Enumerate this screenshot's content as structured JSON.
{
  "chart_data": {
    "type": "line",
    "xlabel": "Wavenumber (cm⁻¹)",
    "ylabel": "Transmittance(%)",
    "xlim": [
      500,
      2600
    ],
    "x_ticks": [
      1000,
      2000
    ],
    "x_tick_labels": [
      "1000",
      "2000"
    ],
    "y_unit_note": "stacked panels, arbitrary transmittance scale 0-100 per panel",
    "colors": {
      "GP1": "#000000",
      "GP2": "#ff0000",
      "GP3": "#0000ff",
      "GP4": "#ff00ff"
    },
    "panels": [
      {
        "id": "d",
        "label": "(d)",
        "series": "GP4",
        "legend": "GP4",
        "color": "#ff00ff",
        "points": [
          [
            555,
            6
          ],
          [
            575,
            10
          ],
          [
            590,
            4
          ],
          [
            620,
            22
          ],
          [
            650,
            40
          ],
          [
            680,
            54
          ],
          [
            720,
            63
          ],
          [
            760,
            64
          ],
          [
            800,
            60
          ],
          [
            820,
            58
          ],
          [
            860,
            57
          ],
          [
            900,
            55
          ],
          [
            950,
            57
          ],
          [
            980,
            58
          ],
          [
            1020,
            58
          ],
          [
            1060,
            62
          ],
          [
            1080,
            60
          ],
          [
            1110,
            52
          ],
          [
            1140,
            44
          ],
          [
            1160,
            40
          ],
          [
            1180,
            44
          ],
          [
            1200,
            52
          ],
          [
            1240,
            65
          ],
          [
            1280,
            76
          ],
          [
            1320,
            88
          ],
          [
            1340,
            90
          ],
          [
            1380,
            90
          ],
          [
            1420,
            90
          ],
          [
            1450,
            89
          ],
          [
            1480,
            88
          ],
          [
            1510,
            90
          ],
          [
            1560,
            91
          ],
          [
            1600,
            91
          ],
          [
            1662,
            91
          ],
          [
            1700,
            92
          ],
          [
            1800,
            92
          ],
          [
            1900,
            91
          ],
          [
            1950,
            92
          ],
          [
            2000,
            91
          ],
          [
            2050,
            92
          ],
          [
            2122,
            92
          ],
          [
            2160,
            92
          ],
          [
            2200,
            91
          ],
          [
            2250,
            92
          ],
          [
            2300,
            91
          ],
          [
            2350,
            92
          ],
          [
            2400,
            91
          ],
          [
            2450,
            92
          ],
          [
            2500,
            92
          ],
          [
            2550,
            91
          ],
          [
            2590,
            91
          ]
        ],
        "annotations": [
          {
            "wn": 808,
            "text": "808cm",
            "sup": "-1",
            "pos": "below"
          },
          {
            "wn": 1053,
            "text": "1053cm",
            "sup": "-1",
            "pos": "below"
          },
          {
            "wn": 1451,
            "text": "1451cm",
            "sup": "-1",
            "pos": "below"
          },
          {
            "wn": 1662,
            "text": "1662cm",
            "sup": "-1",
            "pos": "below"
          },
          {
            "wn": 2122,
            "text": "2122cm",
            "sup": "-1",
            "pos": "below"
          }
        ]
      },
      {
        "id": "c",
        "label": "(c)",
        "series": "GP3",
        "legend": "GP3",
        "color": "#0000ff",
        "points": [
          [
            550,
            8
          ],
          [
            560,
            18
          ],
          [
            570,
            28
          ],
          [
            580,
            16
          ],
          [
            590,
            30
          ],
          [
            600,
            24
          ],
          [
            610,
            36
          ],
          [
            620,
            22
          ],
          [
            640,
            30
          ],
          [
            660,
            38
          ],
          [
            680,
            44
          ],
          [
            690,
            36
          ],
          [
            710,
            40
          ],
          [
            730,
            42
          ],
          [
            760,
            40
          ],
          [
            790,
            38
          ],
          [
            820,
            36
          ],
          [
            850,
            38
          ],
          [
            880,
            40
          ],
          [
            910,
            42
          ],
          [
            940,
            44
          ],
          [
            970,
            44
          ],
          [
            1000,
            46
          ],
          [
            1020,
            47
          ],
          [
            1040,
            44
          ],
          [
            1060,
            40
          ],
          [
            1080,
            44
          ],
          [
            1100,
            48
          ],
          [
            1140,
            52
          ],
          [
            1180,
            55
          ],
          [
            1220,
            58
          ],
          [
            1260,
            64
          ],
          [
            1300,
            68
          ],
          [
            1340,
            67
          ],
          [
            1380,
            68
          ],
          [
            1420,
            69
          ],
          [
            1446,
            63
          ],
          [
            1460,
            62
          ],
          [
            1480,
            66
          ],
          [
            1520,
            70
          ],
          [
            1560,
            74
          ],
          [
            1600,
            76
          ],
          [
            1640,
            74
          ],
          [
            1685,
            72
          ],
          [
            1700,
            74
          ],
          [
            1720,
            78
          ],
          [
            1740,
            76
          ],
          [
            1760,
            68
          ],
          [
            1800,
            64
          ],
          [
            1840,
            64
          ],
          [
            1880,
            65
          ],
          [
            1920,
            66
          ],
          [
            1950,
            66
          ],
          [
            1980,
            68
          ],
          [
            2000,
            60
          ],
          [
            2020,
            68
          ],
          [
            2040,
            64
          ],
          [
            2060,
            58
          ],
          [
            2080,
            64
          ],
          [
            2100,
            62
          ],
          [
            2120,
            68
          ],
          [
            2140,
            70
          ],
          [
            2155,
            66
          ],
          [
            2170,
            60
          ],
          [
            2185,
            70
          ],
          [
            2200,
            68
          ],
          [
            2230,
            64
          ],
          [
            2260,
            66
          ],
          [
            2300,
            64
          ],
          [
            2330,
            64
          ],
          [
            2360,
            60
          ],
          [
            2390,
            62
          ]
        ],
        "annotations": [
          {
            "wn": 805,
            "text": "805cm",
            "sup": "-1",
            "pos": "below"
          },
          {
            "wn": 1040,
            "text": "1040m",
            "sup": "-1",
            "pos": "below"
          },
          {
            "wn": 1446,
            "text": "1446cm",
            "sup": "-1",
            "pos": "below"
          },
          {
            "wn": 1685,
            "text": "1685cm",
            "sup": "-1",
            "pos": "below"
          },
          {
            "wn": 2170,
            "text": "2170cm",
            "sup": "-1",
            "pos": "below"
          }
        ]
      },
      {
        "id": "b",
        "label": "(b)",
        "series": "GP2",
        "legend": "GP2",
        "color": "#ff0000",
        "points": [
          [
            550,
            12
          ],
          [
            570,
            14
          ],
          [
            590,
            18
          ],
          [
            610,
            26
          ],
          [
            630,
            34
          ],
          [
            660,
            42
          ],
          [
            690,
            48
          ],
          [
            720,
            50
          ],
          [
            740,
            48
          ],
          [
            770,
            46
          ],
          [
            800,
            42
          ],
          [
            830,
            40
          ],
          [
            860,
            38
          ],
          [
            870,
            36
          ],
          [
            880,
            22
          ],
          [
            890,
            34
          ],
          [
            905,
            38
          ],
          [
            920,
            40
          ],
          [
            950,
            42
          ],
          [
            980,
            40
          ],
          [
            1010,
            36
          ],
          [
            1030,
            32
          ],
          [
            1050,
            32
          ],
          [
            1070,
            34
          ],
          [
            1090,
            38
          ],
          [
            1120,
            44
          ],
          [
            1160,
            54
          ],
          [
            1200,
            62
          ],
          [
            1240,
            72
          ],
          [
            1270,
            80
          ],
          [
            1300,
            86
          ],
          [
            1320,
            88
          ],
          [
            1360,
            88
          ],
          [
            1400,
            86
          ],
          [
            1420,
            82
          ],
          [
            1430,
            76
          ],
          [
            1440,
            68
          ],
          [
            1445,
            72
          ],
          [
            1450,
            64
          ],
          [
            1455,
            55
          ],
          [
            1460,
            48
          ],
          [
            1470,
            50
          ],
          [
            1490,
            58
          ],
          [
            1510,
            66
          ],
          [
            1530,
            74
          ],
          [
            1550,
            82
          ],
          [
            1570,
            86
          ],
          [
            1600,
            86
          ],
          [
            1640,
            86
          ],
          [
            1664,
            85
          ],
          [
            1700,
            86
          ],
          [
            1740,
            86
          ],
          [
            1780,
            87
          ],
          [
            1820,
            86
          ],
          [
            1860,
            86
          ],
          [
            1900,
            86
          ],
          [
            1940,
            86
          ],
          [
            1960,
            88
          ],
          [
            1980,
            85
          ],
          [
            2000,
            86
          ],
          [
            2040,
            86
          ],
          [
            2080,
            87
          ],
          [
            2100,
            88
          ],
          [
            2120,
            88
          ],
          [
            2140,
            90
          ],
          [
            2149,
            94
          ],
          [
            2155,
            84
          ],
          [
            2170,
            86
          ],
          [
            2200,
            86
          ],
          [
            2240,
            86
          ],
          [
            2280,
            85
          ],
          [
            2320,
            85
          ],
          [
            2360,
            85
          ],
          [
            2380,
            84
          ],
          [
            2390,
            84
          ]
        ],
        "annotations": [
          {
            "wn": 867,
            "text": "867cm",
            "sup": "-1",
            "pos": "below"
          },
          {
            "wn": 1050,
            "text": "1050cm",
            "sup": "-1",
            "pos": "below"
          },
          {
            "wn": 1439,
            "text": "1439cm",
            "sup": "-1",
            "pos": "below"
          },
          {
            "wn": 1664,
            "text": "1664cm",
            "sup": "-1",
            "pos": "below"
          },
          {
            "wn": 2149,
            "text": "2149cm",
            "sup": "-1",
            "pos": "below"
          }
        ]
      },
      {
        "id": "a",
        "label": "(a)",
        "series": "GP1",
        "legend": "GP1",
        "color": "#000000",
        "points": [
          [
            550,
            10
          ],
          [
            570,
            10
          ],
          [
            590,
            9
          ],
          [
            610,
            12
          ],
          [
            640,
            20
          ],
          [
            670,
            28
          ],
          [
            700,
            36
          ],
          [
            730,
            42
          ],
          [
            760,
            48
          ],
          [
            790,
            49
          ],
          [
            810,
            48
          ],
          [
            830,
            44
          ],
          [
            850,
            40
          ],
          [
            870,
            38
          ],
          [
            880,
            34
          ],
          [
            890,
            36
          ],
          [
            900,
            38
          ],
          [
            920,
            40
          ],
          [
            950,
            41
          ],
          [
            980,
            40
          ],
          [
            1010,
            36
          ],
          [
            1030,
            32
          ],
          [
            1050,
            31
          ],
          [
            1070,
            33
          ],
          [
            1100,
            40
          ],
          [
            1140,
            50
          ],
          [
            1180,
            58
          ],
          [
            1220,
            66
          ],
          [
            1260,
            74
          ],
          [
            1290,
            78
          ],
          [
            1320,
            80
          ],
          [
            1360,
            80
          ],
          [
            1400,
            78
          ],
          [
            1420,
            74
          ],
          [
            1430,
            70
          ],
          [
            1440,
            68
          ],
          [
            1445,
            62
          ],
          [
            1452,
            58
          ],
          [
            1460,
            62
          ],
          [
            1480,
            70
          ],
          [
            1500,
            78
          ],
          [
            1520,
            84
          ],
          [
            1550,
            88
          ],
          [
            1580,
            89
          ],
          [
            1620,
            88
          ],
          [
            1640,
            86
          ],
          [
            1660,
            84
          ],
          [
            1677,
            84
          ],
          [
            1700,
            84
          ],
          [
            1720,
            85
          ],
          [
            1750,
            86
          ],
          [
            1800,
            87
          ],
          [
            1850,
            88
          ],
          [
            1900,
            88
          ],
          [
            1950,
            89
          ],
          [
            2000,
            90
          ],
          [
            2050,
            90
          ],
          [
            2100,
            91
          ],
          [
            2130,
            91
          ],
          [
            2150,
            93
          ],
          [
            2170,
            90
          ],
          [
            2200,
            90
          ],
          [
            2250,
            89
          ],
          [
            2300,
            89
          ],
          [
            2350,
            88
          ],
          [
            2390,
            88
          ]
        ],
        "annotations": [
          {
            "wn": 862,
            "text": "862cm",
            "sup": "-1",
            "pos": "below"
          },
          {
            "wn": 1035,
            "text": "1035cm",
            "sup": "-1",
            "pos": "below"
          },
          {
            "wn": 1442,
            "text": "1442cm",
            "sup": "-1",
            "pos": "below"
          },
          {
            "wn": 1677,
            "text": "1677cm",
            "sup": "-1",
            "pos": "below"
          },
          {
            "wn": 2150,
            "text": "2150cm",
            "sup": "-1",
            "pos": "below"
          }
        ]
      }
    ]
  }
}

--

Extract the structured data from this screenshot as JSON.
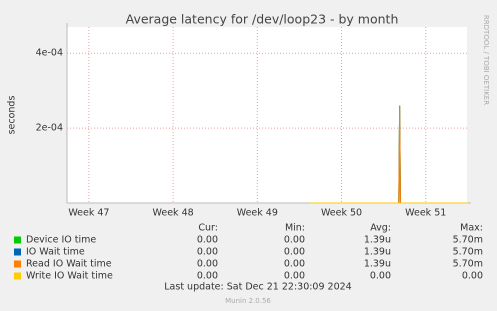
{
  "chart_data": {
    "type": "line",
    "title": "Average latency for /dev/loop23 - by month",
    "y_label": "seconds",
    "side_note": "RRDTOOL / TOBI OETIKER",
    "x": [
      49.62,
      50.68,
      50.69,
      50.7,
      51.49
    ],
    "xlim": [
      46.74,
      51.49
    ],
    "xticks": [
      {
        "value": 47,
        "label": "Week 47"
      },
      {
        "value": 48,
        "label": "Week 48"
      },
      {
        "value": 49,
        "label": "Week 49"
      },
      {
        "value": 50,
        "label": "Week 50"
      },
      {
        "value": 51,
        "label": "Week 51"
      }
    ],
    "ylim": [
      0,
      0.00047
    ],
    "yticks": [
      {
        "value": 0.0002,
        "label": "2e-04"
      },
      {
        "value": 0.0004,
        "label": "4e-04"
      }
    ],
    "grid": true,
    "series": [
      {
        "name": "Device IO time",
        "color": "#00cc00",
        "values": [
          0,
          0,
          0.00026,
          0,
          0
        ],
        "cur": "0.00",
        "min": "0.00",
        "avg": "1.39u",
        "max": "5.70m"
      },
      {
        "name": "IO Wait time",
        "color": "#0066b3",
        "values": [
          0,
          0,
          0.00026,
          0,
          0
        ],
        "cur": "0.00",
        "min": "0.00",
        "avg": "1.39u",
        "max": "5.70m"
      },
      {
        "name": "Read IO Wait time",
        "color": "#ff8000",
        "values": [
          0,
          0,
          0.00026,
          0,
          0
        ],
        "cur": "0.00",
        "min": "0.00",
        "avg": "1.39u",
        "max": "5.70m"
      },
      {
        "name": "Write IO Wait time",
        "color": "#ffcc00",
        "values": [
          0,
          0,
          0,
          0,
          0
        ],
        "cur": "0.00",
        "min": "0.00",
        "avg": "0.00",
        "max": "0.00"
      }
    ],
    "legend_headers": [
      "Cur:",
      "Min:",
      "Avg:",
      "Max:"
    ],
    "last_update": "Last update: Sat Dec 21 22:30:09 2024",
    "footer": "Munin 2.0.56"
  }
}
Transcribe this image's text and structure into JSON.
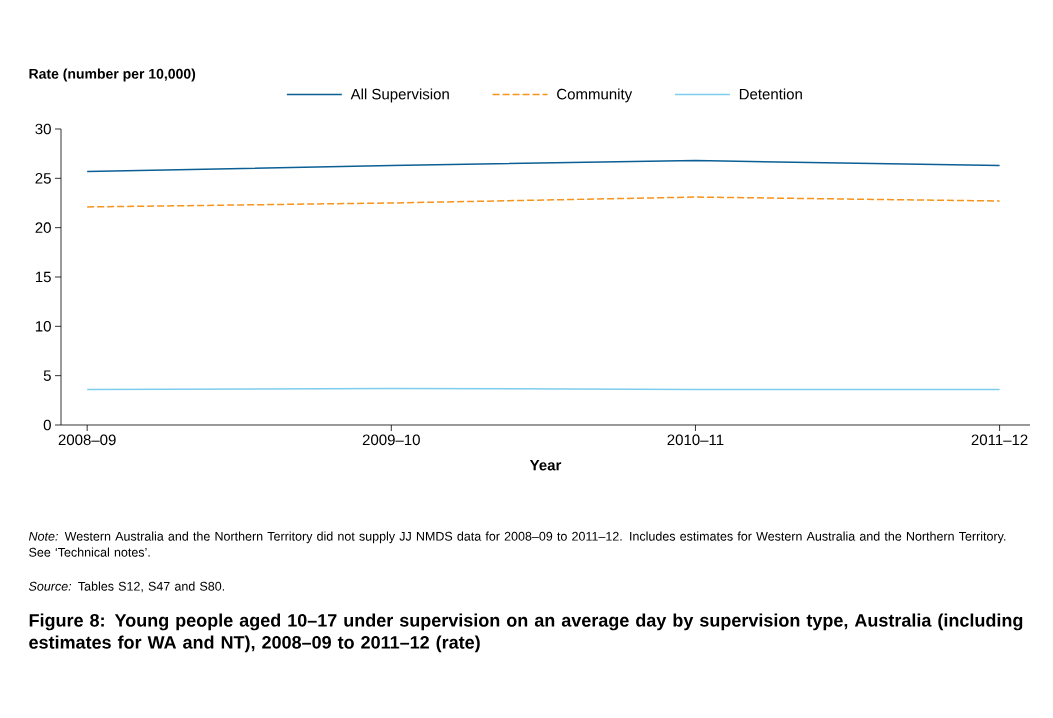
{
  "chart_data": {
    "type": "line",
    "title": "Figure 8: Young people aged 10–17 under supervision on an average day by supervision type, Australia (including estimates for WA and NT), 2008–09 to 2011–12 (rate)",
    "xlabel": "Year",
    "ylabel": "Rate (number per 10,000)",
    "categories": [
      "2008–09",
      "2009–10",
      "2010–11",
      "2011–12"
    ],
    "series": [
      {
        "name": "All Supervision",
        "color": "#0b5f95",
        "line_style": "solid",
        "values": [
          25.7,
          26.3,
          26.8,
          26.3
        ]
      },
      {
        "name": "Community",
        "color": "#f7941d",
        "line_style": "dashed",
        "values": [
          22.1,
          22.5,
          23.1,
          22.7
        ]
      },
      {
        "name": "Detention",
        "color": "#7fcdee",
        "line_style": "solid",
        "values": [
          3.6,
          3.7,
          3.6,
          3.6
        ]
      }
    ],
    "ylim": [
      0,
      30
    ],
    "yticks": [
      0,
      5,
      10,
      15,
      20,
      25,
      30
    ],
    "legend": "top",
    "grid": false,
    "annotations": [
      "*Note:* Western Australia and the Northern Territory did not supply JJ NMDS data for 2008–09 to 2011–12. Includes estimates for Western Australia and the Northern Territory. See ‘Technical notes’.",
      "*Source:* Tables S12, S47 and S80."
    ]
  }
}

* * *

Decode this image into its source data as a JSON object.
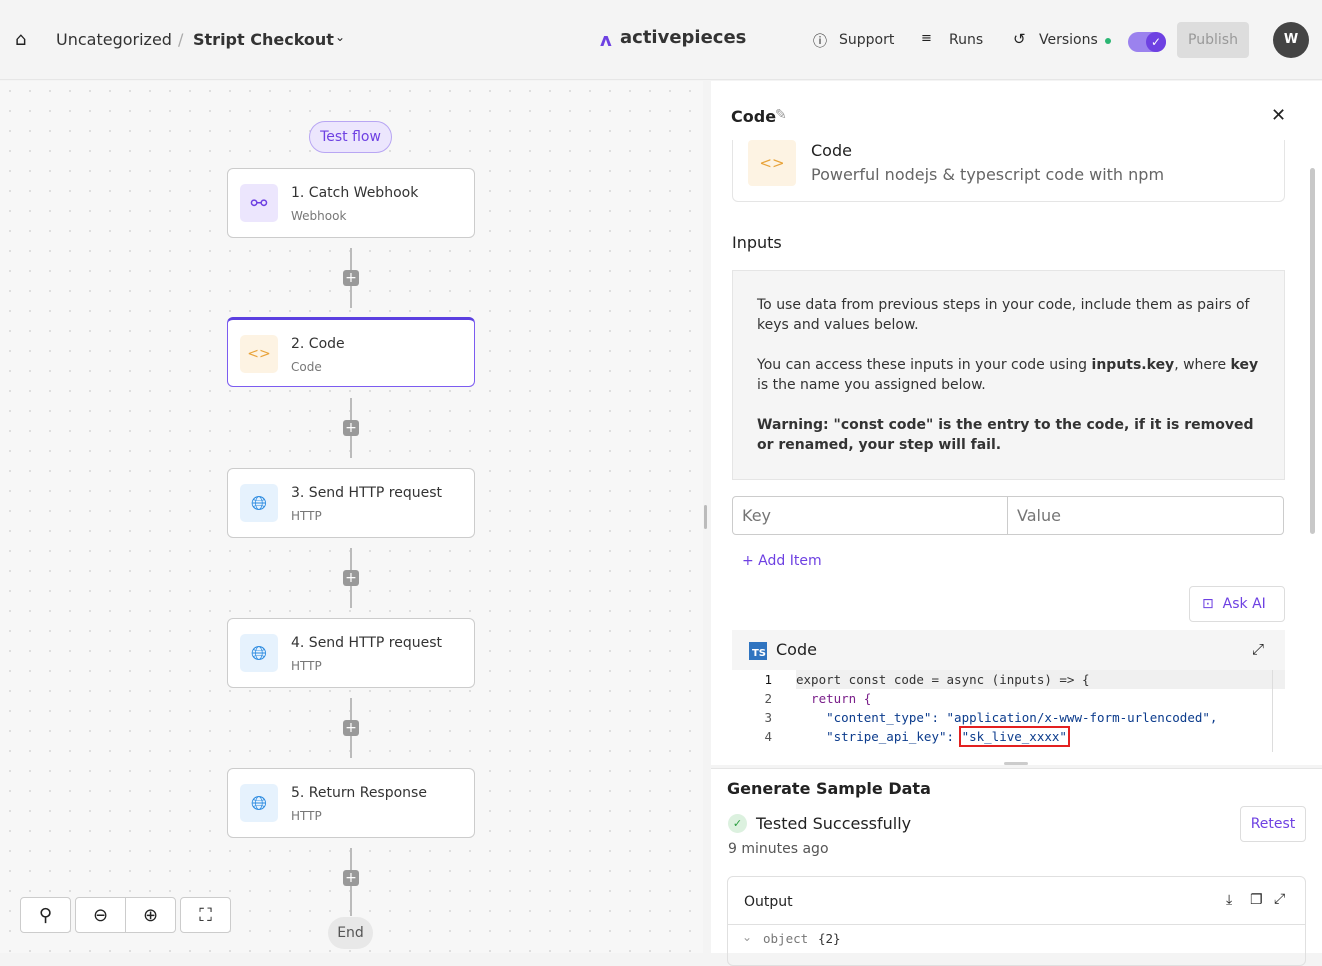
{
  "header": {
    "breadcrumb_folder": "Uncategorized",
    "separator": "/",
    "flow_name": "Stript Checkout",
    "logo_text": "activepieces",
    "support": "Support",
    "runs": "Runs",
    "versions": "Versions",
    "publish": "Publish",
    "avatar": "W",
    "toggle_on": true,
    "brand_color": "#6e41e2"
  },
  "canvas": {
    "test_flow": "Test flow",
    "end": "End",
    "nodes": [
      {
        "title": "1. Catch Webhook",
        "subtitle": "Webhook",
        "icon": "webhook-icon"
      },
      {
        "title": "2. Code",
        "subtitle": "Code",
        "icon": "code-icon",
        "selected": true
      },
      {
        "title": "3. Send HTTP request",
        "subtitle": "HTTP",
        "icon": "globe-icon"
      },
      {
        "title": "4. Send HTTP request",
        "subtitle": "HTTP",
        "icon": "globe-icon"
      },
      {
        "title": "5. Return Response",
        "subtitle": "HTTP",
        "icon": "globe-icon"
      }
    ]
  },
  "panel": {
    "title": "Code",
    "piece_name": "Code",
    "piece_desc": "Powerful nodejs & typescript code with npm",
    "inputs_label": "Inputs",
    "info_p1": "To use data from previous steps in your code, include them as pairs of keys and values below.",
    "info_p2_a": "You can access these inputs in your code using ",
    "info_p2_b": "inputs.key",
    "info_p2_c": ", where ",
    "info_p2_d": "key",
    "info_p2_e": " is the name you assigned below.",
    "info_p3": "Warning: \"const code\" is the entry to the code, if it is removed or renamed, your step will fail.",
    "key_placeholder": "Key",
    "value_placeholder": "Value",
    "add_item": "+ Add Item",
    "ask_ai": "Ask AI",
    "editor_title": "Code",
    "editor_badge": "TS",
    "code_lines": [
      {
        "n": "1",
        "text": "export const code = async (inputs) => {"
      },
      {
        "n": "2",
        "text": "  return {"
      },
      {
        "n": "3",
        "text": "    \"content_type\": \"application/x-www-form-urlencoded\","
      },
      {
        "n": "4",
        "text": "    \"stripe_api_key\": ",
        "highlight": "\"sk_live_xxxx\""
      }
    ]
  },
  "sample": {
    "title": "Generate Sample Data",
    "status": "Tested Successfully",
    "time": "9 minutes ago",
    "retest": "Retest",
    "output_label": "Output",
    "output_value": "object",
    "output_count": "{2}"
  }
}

*Exercise requirements*
Gather up every line from the listing above in which the word "time" occurs.

*Problem solution*
        "name": "Device IO time",
        "name": "IO Wait time",
        "name": "Read IO Wait time",
        "name": "Write IO Wait time",
    "time": "9 minutes ago",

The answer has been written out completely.